Composta da Joseph Kosma (ungherese emigrato in Francia) nell'immediato secondo dopoguerra per un film con parole di Jacques Prevert (poi nella versione in inglese sostituite da quelle di Johnny Mercer), tra gli anni Cinquanta e Sessanta ebbe un enorme successo: cantata dalla stragrande maggioranza dei più noti interpreti, divenne anche uno standard jazz.
Pertanto fu un brano subito elaborato e suonato dai maggiori jazzisti (e da quelli alle prime armi), rendendo Autumn Leaves più nobile e davvero immortale nelle sue continue metamorfosi.
Era comune che i jazzisti, quando non componevano propri brani, attingessero dal repertorio popolare per veicolare la loro arte di rielaborazione musicale che, al netto delle improvvisazioni solistiche, fa uso di tutti i mezzi teorici e tecnici per alterare e quindi personalizzare le musiche che scelgono.
Le aree d'intervento, oltre naturalmente al ritmo, non sono tanto la ristrutturazione formale (il susseguirsi e le ampiezze di strofe, ritornelli ecc.), quanto le armonie e l'esposizione dei temi melodici.
Sì, ma perché scegliere un pezzo invece di un altro, e che avrebbe Autumn Leaves di tanto particolare da assurgere a brano tra i principali in assoluto?

*I tuoi compiti*.
a: Trascrivi dal testo su Autumn Leaves tutto ciò che va da "Sì, ma perché" fino a "principali in assoluto?".
b: Secondo il testo su Autumn Leaves, chi scrisse le parole della versione in inglese?
c: Riprendi il testo su Autumn Leaves subito dopo la domanda con cui si chiude.
Le righe riportate più avanti non servono.

Righe di annotazione delle coordinate
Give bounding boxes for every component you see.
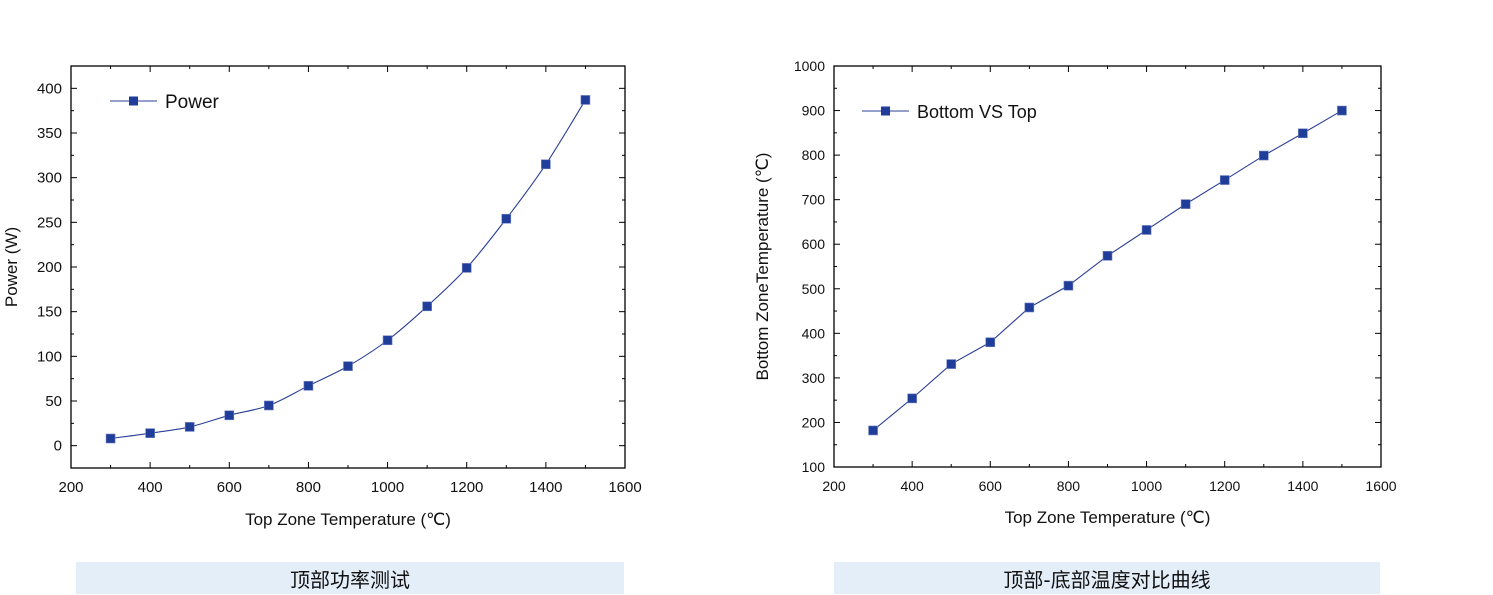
data-point xyxy=(1024,302,1035,313)
x-tick-label: 800 xyxy=(1057,478,1081,494)
data-point xyxy=(868,425,878,436)
series-line xyxy=(872,110,1343,431)
data-point xyxy=(907,393,917,404)
x-tick-label: 600 xyxy=(217,479,242,496)
data-point xyxy=(343,361,353,371)
y-tick-label: 200 xyxy=(37,259,62,276)
series-line xyxy=(110,99,586,440)
legend-marker xyxy=(129,96,138,106)
legend-marker xyxy=(881,106,890,116)
y-tick-label: 1000 xyxy=(794,58,825,74)
y-tick-label: 0 xyxy=(54,438,62,455)
y-tick-label: 150 xyxy=(37,304,62,321)
data-point xyxy=(985,337,996,348)
x-tick-label: 600 xyxy=(979,478,1003,494)
data-point xyxy=(1102,251,1113,261)
x-tick-label: 200 xyxy=(58,479,83,496)
plot-frame xyxy=(70,65,626,469)
caption-right: 顶部-底部温度对比曲线 xyxy=(834,562,1380,594)
y-tick-label: 800 xyxy=(802,147,826,163)
y-tick-label: 400 xyxy=(802,325,826,341)
x-tick-label: 800 xyxy=(296,479,321,496)
x-tick-label: 400 xyxy=(138,479,163,496)
y-tick-label: 500 xyxy=(802,281,826,297)
x-tick-label: 1600 xyxy=(608,479,641,496)
y-tick-label: 250 xyxy=(37,214,62,231)
y-tick-label: 200 xyxy=(802,414,826,430)
data-point xyxy=(541,159,551,170)
y-tick-label: 50 xyxy=(45,393,62,410)
data-point xyxy=(1337,105,1347,116)
data-point xyxy=(422,301,432,312)
data-point xyxy=(382,335,393,346)
x-tick-label: 1200 xyxy=(450,479,483,496)
data-point xyxy=(105,433,116,444)
y-axis-label: Bottom ZoneTemperature (℃) xyxy=(753,153,772,381)
x-tick-label: 200 xyxy=(822,478,846,494)
data-point xyxy=(1141,225,1152,235)
x-tick-label: 1400 xyxy=(529,479,562,496)
y-tick-label: 400 xyxy=(37,80,62,97)
data-point xyxy=(224,410,235,421)
y-tick-label: 300 xyxy=(802,370,826,386)
data-point xyxy=(1219,175,1230,185)
data-point xyxy=(461,263,472,273)
y-tick-label: 100 xyxy=(37,348,62,365)
legend-label: Power xyxy=(165,92,220,113)
data-point xyxy=(264,400,274,411)
data-point xyxy=(303,381,314,391)
data-point xyxy=(1258,150,1269,161)
y-tick-label: 100 xyxy=(802,459,826,475)
data-point xyxy=(1063,280,1074,291)
y-tick-label: 900 xyxy=(802,103,826,119)
y-tick-label: 350 xyxy=(37,125,62,142)
y-tick-label: 600 xyxy=(802,236,826,252)
y-tick-label: 700 xyxy=(802,192,826,208)
x-tick-label: 1000 xyxy=(1131,478,1162,494)
x-tick-label: 1400 xyxy=(1287,478,1318,494)
x-tick-label: 1000 xyxy=(371,479,404,496)
chart-1: 200 400 600 800 1000 1200 1400 1600 0 50 100 150 200… xyxy=(2,65,642,529)
caption-left: 顶部功率测试 xyxy=(76,562,624,594)
chart-2: 200 400 600 800 1000 1200 1400 1600 100 200 300 400… xyxy=(753,58,1397,527)
data-point xyxy=(145,428,155,438)
data-point xyxy=(946,359,957,369)
x-tick-label: 1200 xyxy=(1209,478,1240,494)
data-point xyxy=(501,213,512,224)
x-tick-label: 1600 xyxy=(1365,478,1396,494)
data-point xyxy=(580,95,591,105)
data-point xyxy=(184,422,195,432)
legend-label: Bottom VS Top xyxy=(917,102,1037,122)
x-axis-label: Top Zone Temperature (℃) xyxy=(245,510,451,529)
x-axis-label: Top Zone Temperature (℃) xyxy=(1005,508,1211,527)
plot-frame xyxy=(833,65,1382,468)
y-tick-label: 300 xyxy=(37,170,62,187)
x-tick-label: 400 xyxy=(900,478,924,494)
data-point xyxy=(1298,128,1308,139)
y-axis-label: Power (W) xyxy=(2,227,21,307)
data-point xyxy=(1180,199,1191,209)
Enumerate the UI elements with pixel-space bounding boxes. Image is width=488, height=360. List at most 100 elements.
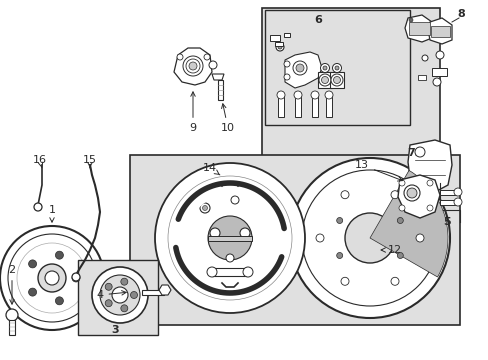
Circle shape <box>276 91 285 99</box>
Bar <box>274 42 283 46</box>
Circle shape <box>426 180 432 186</box>
Circle shape <box>403 185 419 201</box>
Circle shape <box>406 188 416 198</box>
Bar <box>207 236 251 241</box>
Text: 9: 9 <box>189 92 196 133</box>
Circle shape <box>92 267 148 323</box>
Bar <box>262 8 439 183</box>
Circle shape <box>414 177 424 187</box>
Circle shape <box>38 264 66 292</box>
Bar <box>264 10 409 125</box>
Circle shape <box>0 226 104 330</box>
Text: 14: 14 <box>203 163 220 175</box>
Circle shape <box>323 66 326 70</box>
Circle shape <box>292 61 306 75</box>
Circle shape <box>415 234 423 242</box>
Text: 1: 1 <box>48 205 55 222</box>
Circle shape <box>345 213 394 263</box>
Circle shape <box>209 228 220 238</box>
Circle shape <box>121 278 127 285</box>
Text: 2: 2 <box>8 265 16 304</box>
Circle shape <box>121 305 127 312</box>
Wedge shape <box>369 170 447 277</box>
Circle shape <box>426 205 432 211</box>
Bar <box>417 75 425 80</box>
Circle shape <box>72 274 80 282</box>
Circle shape <box>45 271 59 285</box>
Circle shape <box>408 18 412 22</box>
Circle shape <box>243 267 252 277</box>
Circle shape <box>325 91 332 99</box>
Polygon shape <box>427 18 451 44</box>
Circle shape <box>72 273 80 281</box>
Bar <box>317 72 331 88</box>
Circle shape <box>203 54 209 60</box>
Text: 4: 4 <box>96 290 126 300</box>
Circle shape <box>310 91 318 99</box>
Circle shape <box>105 283 112 290</box>
Text: 7: 7 <box>407 148 414 158</box>
Circle shape <box>278 45 282 49</box>
Circle shape <box>155 163 305 313</box>
Circle shape <box>321 77 328 84</box>
Circle shape <box>168 176 291 300</box>
Bar <box>278 95 284 117</box>
Circle shape <box>453 198 461 206</box>
Bar <box>269 35 280 41</box>
Bar <box>294 95 301 117</box>
Text: 15: 15 <box>83 155 97 168</box>
Text: 13: 13 <box>354 160 402 181</box>
Text: 6: 6 <box>313 15 321 25</box>
Bar <box>130 155 459 325</box>
Polygon shape <box>404 15 431 42</box>
Text: 16: 16 <box>33 155 47 168</box>
Circle shape <box>336 252 342 258</box>
Circle shape <box>6 309 18 321</box>
Circle shape <box>200 203 209 213</box>
Circle shape <box>100 275 140 315</box>
Bar <box>311 95 317 117</box>
Bar <box>325 95 331 117</box>
Circle shape <box>320 63 329 72</box>
Circle shape <box>318 74 330 86</box>
Bar <box>142 290 163 295</box>
Circle shape <box>17 243 87 313</box>
Circle shape <box>55 251 63 259</box>
Circle shape <box>414 147 424 157</box>
Circle shape <box>206 267 217 277</box>
Circle shape <box>432 78 440 86</box>
Circle shape <box>34 203 42 211</box>
Circle shape <box>183 56 203 76</box>
Circle shape <box>225 254 234 262</box>
Bar <box>439 190 457 195</box>
Circle shape <box>289 158 449 318</box>
Text: 10: 10 <box>221 104 235 133</box>
Circle shape <box>284 61 289 67</box>
Circle shape <box>130 292 137 298</box>
Circle shape <box>230 196 239 204</box>
Circle shape <box>28 260 37 268</box>
Circle shape <box>240 228 249 238</box>
Bar <box>212 268 247 276</box>
Circle shape <box>340 191 348 199</box>
Circle shape <box>202 206 207 211</box>
Text: 3: 3 <box>111 325 119 335</box>
Circle shape <box>185 59 200 73</box>
Text: 8: 8 <box>456 9 464 19</box>
Circle shape <box>396 252 403 258</box>
Circle shape <box>390 191 398 199</box>
Circle shape <box>302 170 437 306</box>
Bar <box>329 72 343 88</box>
Bar <box>408 22 429 35</box>
Circle shape <box>293 91 302 99</box>
Circle shape <box>105 300 112 307</box>
Polygon shape <box>397 175 439 218</box>
Circle shape <box>112 287 128 303</box>
Circle shape <box>284 74 289 80</box>
Circle shape <box>208 61 217 69</box>
Circle shape <box>189 62 197 70</box>
Bar <box>431 68 446 76</box>
Circle shape <box>332 63 341 72</box>
Circle shape <box>398 180 404 186</box>
Circle shape <box>453 188 461 196</box>
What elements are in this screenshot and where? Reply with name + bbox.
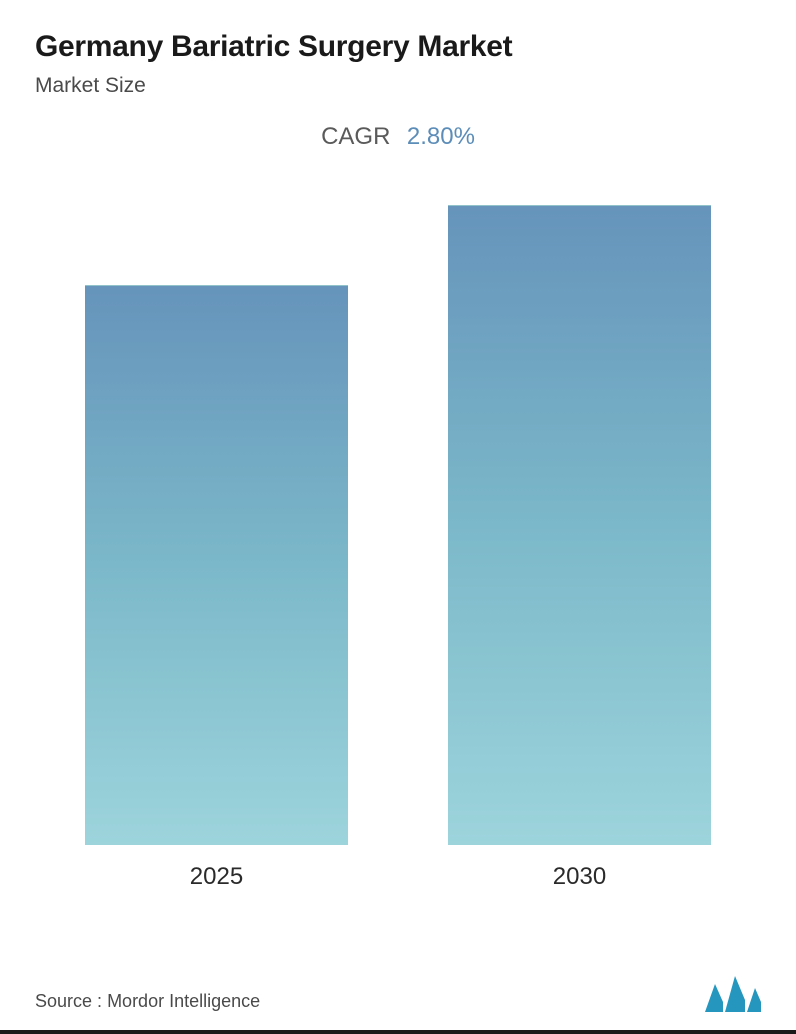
bar-2025	[85, 285, 348, 845]
bar-group-2025: 2025	[85, 285, 348, 891]
logo-svg	[705, 972, 761, 1012]
mordor-logo-icon	[705, 972, 761, 1012]
source-prefix: Source :	[35, 991, 102, 1011]
bar-label-2025: 2025	[190, 863, 243, 891]
bar-chart: 2025 2030	[35, 231, 761, 891]
chart-subtitle: Market Size	[35, 74, 761, 98]
bar-label-2030: 2030	[553, 863, 606, 891]
bar-2030	[448, 205, 711, 845]
footer: Source : Mordor Intelligence	[35, 972, 761, 1012]
bar-group-2030: 2030	[448, 205, 711, 891]
chart-title: Germany Bariatric Surgery Market	[35, 30, 761, 64]
source-name: Mordor Intelligence	[107, 991, 260, 1011]
source-attribution: Source : Mordor Intelligence	[35, 991, 260, 1012]
cagr-label: CAGR	[321, 123, 390, 150]
cagr-row: CAGR 2.80%	[35, 123, 761, 151]
bottom-border	[0, 1030, 796, 1034]
cagr-value: 2.80%	[407, 123, 475, 150]
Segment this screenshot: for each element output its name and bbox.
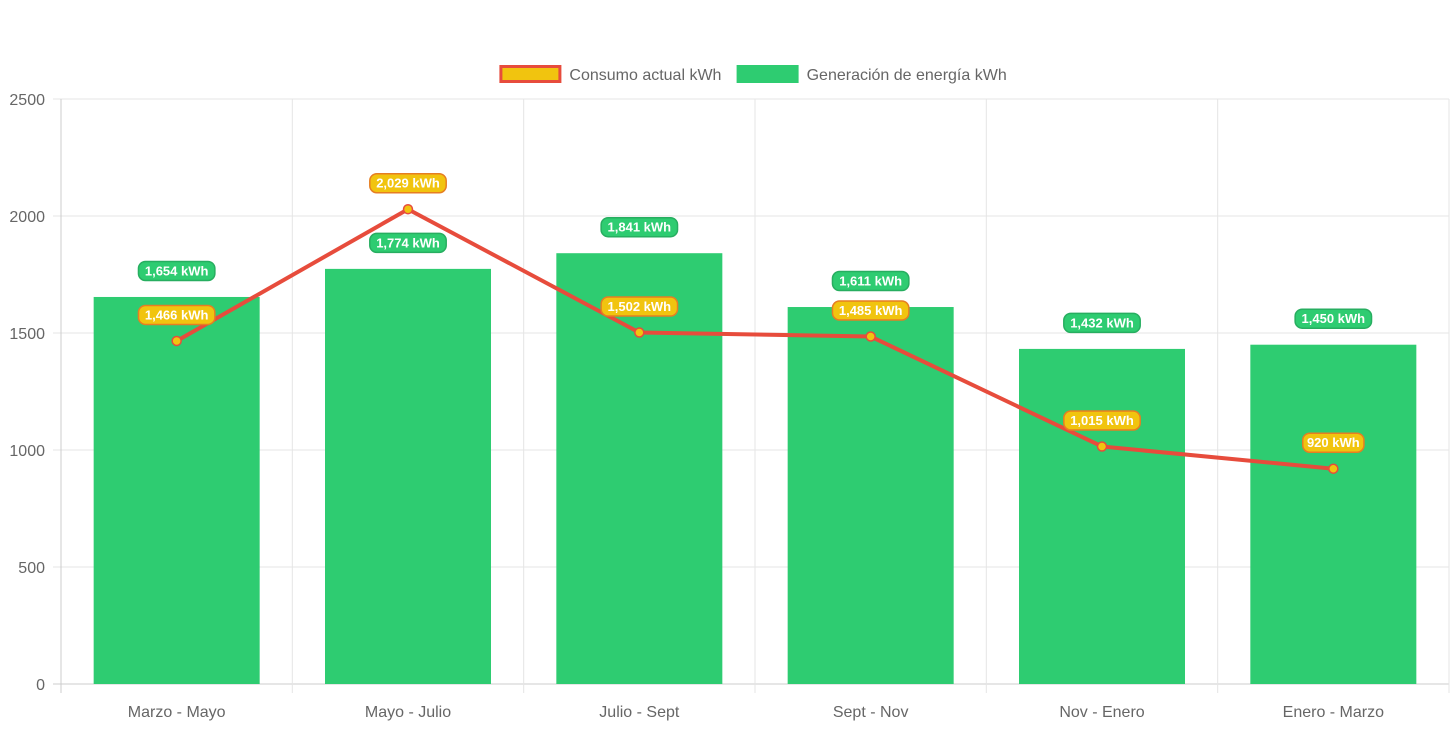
line-value-label-background [600, 296, 679, 317]
legend-item[interactable]: Consumo actual kWh [499, 65, 722, 85]
bar-value-label-text: 1,611 kWh [839, 274, 902, 289]
line-value-label-text: 2,029 kWh [376, 176, 440, 191]
legend-swatch [499, 65, 562, 83]
bar-value-label-text: 1,432 kWh [1070, 315, 1134, 330]
line-point[interactable] [1096, 441, 1108, 452]
line-value-label-text: 1,485 kWh [839, 303, 903, 318]
consumption-line [174, 207, 1336, 471]
bar[interactable] [556, 253, 723, 684]
y-tick-label: 1000 [9, 443, 45, 460]
line-point[interactable] [865, 331, 876, 342]
bar[interactable] [1019, 348, 1185, 684]
y-tick-label: 0 [36, 677, 45, 694]
x-tick-label: Nov - Enero [1059, 704, 1144, 721]
x-tick-label: Marzo - Mayo [128, 704, 226, 721]
data-labels: 1,654 kWh 1,774 kWh 1,841 kWh 1,611 kWh 1,43… [137, 172, 1373, 453]
bar[interactable] [1250, 344, 1417, 684]
bar-value-label-background [1294, 308, 1373, 329]
line-point[interactable] [634, 327, 645, 338]
line-value-label-background [137, 304, 216, 326]
bar-value-label: 1,611 kWh [831, 270, 910, 292]
line-value-label-text: 1,502 kWh [608, 299, 672, 314]
bar[interactable] [787, 307, 954, 684]
line-value-label-background [369, 172, 447, 194]
bar-value-label-text: 1,450 kWh [1302, 311, 1366, 326]
bar-value-label: 1,774 kWh [369, 232, 447, 254]
line-value-label: 1,015 kWh [1063, 410, 1141, 431]
y-tick-label: 2000 [9, 209, 45, 226]
line-point[interactable] [1328, 463, 1339, 474]
bar-value-label-text: 1,841 kWh [608, 220, 672, 235]
line-value-label-text: 1,015 kWh [1070, 413, 1134, 428]
x-tick-label: Julio - Sept [599, 704, 680, 721]
bar[interactable] [325, 268, 491, 684]
line-value-label-text: 920 kWh [1307, 435, 1360, 450]
line-value-label: 1,485 kWh [831, 300, 910, 321]
y-tick-label: 500 [18, 560, 45, 577]
axes: 0 500 1000 1500 2000 2500 Marzo - Mayo Mayo - J… [9, 92, 1384, 721]
legend-item[interactable]: Generación de energía kWh [736, 65, 1007, 84]
line-value-label: 1,466 kWh [137, 304, 216, 326]
bar-value-label-background [831, 270, 910, 292]
line-point[interactable] [402, 203, 414, 215]
y-tick-label: 2500 [9, 92, 45, 109]
bar-value-label: 1,450 kWh [1294, 308, 1373, 329]
line-value-label-background [1063, 410, 1141, 431]
bar-value-label: 1,654 kWh [137, 260, 216, 282]
line-value-label-text: 1,466 kWh [145, 307, 209, 322]
bar-value-label-background [137, 260, 216, 282]
x-tick-label: Mayo - Julio [365, 704, 451, 721]
bar-value-label-background [1063, 312, 1141, 334]
bar[interactable] [93, 296, 260, 684]
bar-series [93, 253, 1417, 684]
bar-value-label-background [369, 232, 447, 254]
legend-swatch [736, 65, 799, 83]
line-value-label-background [1301, 432, 1365, 453]
bar-value-label-text: 1,774 kWh [376, 235, 440, 250]
legend-label: Consumo actual kWh [569, 67, 721, 84]
grid-lines [53, 98, 1450, 693]
bar-value-label-text: 1,654 kWh [145, 263, 209, 278]
line-series [171, 203, 1339, 474]
line-point[interactable] [171, 335, 182, 347]
bar-value-label: 1,841 kWh [600, 216, 679, 238]
legend-label: Generación de energía kWh [807, 67, 1007, 84]
y-tick-label: 1500 [9, 326, 45, 343]
bar-value-label: 1,432 kWh [1063, 312, 1141, 334]
legend: Consumo actual kWh Generación de energía … [499, 65, 1007, 85]
line-value-label: 920 kWh [1301, 432, 1365, 453]
x-tick-label: Sept - Nov [833, 704, 909, 721]
line-value-label: 2,029 kWh [369, 172, 447, 194]
bar-value-label-background [600, 216, 679, 238]
line-value-label: 1,502 kWh [600, 296, 679, 317]
x-tick-label: Enero - Marzo [1283, 704, 1384, 721]
line-value-label-background [831, 300, 910, 321]
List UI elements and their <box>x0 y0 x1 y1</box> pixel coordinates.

*Risultati in ordine*.
a:
Sì, ma perché scegliere un pezzo invece di un altro, e che avrebbe Autumn Leaves di tanto particolare da assurgere a brano tra i principali in assoluto?

b: Le parole della versione in inglese sono di Johnny Mercer.

c:
Di là che ai jazzisti intriga molto mettersi alla prova nell’impresa di nobilitare un pezzo popolare, essi devono scorgere terreno fertile per sviluppare le loro idee e tecniche, e Autumn Leaves è dotata di quegli elementi chimici vitali, di quell’humus tanto caro ai jazzisti: è un brano fondato su una sorta di moto perpetuo stabilito dalla sequenza accordale, non lunga né complessa ed è molto lineare melodicamente. Gli spunti ci sono, ma per renderlo interessante bisogna faticare.
Seppur possa non sembrare in apparenza, gira continuamente sui medesimi sette accordi per l’intera struttura di ben 32 misure senza mischiarli, ossia proponendo sempre la stessa concatenazione armonica, è una ragguardevole peculiarità: DOm7-FA7-SIbM7-MIbM7-LAm7(b5)-RE7-SOLm, poi riprende da dove è iniziata la serie, DOm7.
(Con la rapida eccezione tra A e B: quest’ultima inizia ripetendo le ultime quattro battute di A.)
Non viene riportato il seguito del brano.